DESCRIPTION OF THE TASK: Search the entries below. Return every line that has "document" in it.

---------- MATERIAL FOR THIS EXERCISE ----------

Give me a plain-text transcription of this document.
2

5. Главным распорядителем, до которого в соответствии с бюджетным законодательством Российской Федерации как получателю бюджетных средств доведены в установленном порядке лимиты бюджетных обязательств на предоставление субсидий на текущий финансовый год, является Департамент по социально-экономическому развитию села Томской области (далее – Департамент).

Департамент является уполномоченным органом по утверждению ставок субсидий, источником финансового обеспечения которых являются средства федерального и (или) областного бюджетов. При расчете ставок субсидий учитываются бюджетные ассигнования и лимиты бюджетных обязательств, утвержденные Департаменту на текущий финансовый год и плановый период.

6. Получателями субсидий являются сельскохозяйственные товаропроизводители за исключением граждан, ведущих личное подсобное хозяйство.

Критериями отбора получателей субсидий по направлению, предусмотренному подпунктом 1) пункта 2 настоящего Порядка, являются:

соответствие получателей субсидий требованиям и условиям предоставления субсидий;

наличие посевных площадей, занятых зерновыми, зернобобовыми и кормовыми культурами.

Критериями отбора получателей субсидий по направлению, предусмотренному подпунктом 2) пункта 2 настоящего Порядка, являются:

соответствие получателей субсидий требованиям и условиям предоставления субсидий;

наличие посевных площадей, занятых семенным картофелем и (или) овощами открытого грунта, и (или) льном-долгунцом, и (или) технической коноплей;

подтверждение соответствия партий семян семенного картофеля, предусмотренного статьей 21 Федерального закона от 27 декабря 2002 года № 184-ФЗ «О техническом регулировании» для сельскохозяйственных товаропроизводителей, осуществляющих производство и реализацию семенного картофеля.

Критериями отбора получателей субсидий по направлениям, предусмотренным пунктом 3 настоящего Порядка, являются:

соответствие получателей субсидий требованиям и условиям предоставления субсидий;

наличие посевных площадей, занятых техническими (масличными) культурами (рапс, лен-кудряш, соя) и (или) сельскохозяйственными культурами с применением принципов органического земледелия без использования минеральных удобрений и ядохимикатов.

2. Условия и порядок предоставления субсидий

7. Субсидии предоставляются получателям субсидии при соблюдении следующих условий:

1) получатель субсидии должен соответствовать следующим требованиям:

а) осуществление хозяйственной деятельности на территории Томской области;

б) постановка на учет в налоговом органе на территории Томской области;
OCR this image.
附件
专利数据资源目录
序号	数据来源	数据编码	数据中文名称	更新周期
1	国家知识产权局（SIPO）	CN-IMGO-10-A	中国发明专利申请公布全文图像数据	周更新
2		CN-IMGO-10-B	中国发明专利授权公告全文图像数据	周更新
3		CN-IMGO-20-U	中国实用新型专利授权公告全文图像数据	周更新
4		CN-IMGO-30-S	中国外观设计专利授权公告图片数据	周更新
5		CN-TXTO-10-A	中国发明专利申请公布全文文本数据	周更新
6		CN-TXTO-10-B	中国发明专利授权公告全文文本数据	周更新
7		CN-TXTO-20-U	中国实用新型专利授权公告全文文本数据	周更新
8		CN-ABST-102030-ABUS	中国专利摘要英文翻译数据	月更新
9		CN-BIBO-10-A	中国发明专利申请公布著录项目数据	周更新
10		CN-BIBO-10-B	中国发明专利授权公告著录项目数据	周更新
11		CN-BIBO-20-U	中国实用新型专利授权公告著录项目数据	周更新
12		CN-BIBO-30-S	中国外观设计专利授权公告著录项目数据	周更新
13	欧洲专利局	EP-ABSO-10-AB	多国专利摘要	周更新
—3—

----------
---------- MATERIAL FOR THIS EXERCISE ----------

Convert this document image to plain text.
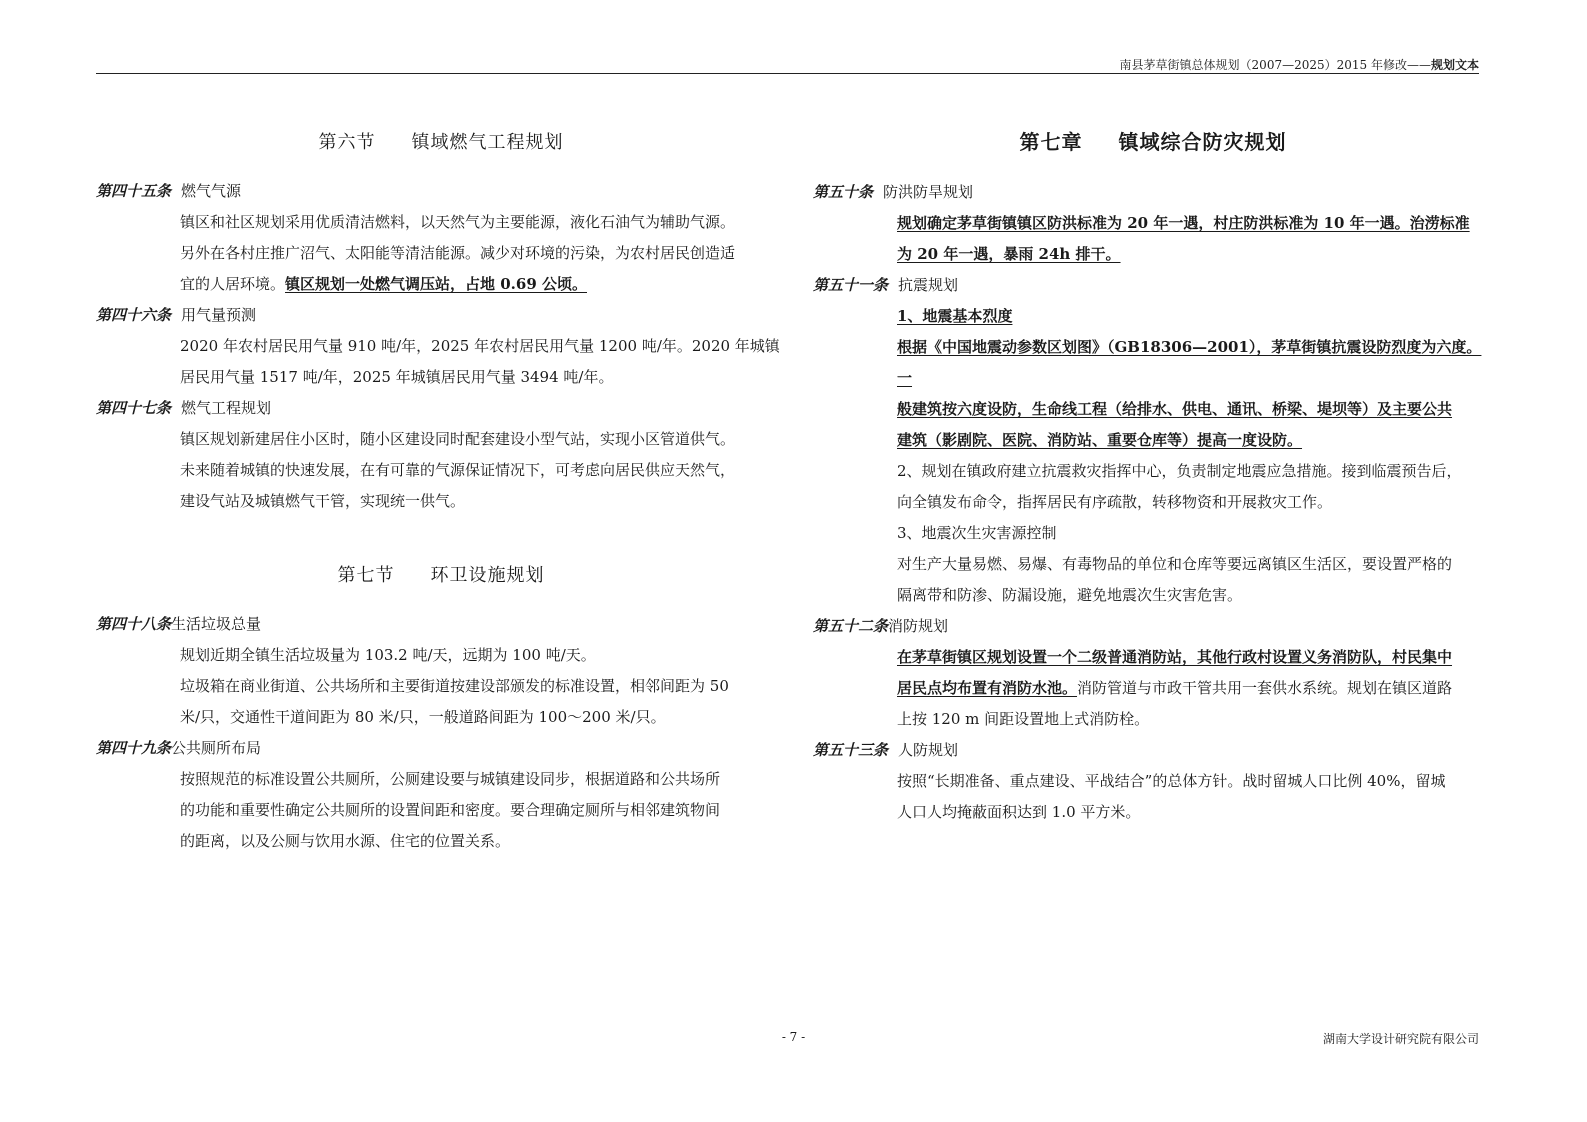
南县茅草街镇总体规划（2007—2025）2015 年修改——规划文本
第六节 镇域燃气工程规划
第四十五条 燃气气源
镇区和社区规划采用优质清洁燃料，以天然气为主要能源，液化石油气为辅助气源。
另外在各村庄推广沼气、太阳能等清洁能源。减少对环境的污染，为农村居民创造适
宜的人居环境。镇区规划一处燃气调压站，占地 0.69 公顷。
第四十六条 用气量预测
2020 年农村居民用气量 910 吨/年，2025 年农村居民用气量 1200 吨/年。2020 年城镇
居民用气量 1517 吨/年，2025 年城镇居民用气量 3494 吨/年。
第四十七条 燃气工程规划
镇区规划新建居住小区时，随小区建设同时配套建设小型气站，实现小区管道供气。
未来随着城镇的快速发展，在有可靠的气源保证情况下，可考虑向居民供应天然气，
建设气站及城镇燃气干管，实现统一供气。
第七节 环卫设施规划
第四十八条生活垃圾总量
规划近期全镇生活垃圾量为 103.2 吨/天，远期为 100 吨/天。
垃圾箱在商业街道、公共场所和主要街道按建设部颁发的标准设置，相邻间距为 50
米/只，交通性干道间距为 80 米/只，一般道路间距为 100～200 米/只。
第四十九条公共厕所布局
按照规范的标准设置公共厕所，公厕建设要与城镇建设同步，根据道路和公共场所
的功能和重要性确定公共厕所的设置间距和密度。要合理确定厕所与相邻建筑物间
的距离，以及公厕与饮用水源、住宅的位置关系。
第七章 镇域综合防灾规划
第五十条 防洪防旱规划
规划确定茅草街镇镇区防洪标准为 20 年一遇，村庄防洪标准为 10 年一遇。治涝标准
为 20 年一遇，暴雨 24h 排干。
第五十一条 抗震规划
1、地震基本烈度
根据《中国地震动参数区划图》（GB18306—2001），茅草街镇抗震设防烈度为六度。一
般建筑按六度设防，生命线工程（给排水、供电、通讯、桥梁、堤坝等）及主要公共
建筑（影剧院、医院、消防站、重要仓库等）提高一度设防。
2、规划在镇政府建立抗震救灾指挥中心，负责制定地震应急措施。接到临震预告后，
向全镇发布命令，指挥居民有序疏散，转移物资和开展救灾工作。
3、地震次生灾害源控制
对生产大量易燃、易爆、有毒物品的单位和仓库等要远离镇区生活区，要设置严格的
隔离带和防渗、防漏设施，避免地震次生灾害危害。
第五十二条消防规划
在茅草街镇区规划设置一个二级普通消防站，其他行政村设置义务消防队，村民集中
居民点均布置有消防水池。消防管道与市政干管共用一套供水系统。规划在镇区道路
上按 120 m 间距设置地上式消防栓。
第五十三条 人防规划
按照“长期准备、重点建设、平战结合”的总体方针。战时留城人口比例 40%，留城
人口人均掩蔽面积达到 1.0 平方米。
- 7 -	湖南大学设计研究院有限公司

----------

EXERCISE RESULT:
Give me a plain-text transcription of this document.
Convert this document image to plain text.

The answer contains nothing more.